(Stored items)

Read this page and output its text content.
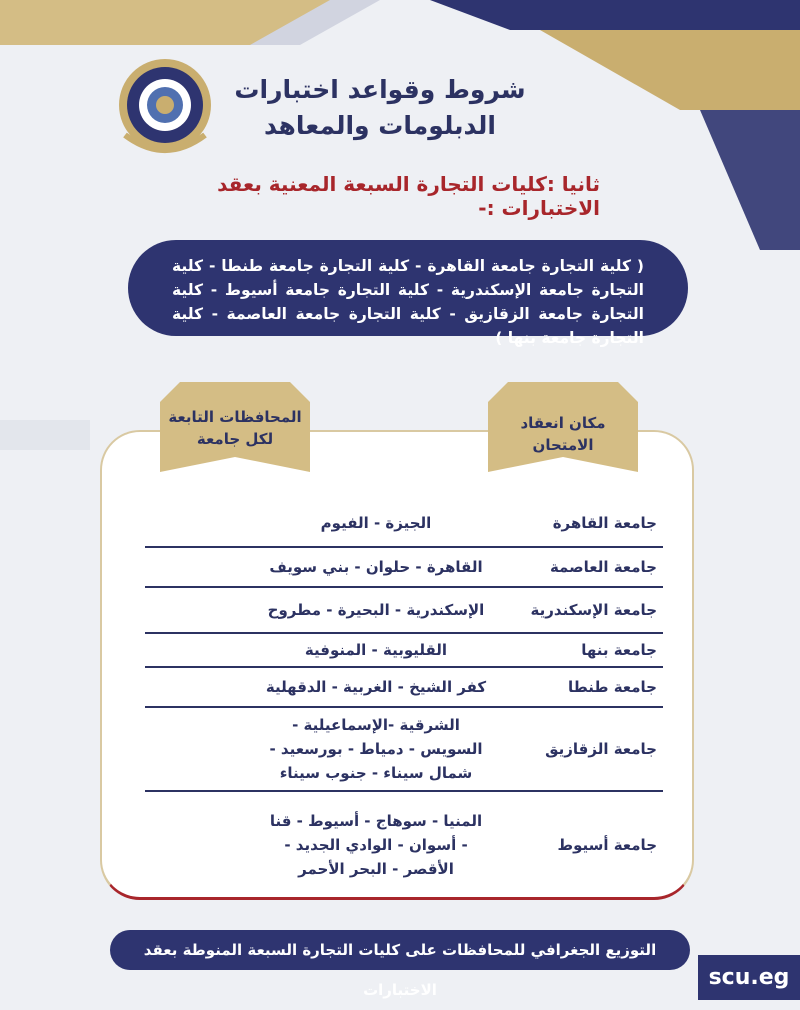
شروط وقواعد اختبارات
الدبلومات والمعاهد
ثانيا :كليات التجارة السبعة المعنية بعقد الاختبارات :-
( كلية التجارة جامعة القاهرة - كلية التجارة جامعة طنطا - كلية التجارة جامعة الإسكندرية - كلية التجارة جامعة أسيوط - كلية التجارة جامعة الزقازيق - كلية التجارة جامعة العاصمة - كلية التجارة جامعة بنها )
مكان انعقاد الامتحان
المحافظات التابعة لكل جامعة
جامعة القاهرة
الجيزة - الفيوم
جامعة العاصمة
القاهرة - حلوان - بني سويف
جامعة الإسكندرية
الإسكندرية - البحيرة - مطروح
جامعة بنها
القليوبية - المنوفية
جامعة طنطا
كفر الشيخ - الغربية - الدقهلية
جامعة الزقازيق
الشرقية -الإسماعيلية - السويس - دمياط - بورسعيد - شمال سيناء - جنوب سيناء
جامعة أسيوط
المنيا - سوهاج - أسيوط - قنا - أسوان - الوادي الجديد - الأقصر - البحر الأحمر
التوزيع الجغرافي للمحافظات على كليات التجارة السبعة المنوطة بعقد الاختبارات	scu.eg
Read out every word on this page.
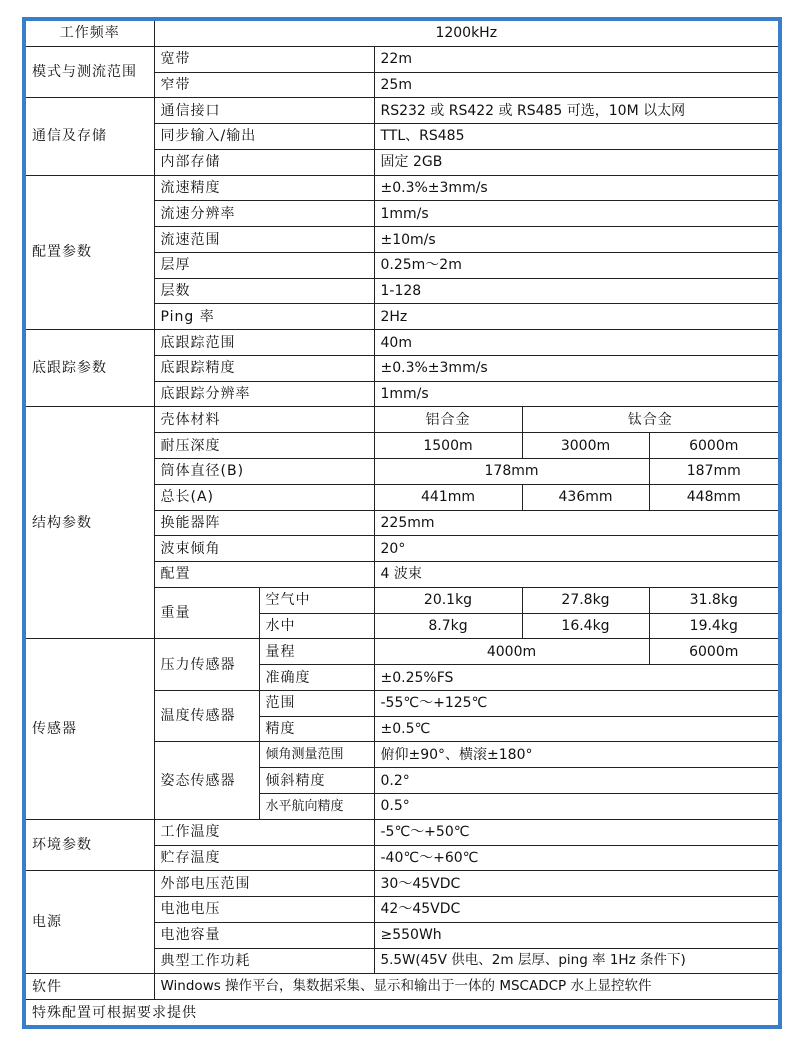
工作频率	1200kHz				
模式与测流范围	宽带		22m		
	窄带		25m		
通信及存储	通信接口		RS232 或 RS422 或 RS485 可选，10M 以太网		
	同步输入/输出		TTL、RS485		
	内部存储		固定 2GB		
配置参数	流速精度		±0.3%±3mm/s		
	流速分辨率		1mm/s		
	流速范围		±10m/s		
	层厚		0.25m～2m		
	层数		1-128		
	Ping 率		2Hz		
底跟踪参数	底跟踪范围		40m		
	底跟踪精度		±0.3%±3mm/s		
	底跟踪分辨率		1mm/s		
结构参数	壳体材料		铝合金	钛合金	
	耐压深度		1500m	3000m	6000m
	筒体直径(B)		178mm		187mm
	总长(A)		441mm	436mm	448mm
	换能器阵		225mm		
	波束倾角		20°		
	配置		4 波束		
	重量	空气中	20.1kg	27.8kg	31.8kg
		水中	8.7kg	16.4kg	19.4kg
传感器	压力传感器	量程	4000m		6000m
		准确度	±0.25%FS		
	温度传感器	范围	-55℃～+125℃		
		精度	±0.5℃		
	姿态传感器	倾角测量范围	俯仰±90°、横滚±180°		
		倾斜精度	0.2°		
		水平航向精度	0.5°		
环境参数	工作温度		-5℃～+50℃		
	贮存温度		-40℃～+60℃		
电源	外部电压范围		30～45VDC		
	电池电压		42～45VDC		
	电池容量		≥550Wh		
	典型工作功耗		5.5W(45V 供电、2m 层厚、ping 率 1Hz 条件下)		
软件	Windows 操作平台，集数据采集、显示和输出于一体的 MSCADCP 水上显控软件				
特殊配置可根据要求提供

### Task to carry out
Reproduce the records above exactly, leaving out every picture they contain.

### Result of the task
Read this page and output its text content.
شروط وقواعد اختبارات
الدبلومات والمعاهد
ثانيا :كليات التجارة السبعة المعنية بعقد الاختبارات :-
( كلية التجارة جامعة القاهرة - كلية التجارة جامعة طنطا - كلية التجارة جامعة الإسكندرية - كلية التجارة جامعة أسيوط - كلية التجارة جامعة الزقازيق - كلية التجارة جامعة العاصمة - كلية التجارة جامعة بنها )
مكان انعقاد الامتحان
المحافظات التابعة لكل جامعة
جامعة القاهرة
الجيزة - الفيوم
جامعة العاصمة
القاهرة - حلوان - بني سويف
جامعة الإسكندرية
الإسكندرية - البحيرة - مطروح
جامعة بنها
القليوبية - المنوفية
جامعة طنطا
كفر الشيخ - الغربية - الدقهلية
جامعة الزقازيق
الشرقية -الإسماعيلية - السويس - دمياط - بورسعيد - شمال سيناء - جنوب سيناء
جامعة أسيوط
المنيا - سوهاج - أسيوط - قنا - أسوان - الوادي الجديد - الأقصر - البحر الأحمر
التوزيع الجغرافي للمحافظات على كليات التجارة السبعة المنوطة بعقد الاختبارات	scu.eg
Read out every word on this page.
工作频率	1200kHz				
模式与测流范围	宽带		22m		
	窄带		25m		
通信及存储	通信接口		RS232 或 RS422 或 RS485 可选，10M 以太网		
	同步输入/输出		TTL、RS485		
	内部存储		固定 2GB		
配置参数	流速精度		±0.3%±3mm/s		
	流速分辨率		1mm/s		
	流速范围		±10m/s		
	层厚		0.25m～2m		
	层数		1-128		
	Ping 率		2Hz		
底跟踪参数	底跟踪范围		40m		
	底跟踪精度		±0.3%±3mm/s		
	底跟踪分辨率		1mm/s		
结构参数	壳体材料		铝合金	钛合金	
	耐压深度		1500m	3000m	6000m
	筒体直径(B)		178mm		187mm
	总长(A)		441mm	436mm	448mm
	换能器阵		225mm		
	波束倾角		20°		
	配置		4 波束		
	重量	空气中	20.1kg	27.8kg	31.8kg
		水中	8.7kg	16.4kg	19.4kg
传感器	压力传感器	量程	4000m		6000m
		准确度	±0.25%FS		
	温度传感器	范围	-55℃～+125℃		
		精度	±0.5℃		
	姿态传感器	倾角测量范围	俯仰±90°、横滚±180°		
		倾斜精度	0.2°		
		水平航向精度	0.5°		
环境参数	工作温度		-5℃～+50℃		
	贮存温度		-40℃～+60℃		
电源	外部电压范围		30～45VDC		
	电池电压		42～45VDC		
	电池容量		≥550Wh		
	典型工作功耗		5.5W(45V 供电、2m 层厚、ping 率 1Hz 条件下)		
软件	Windows 操作平台，集数据采集、显示和输出于一体的 MSCADCP 水上显控软件				
特殊配置可根据要求提供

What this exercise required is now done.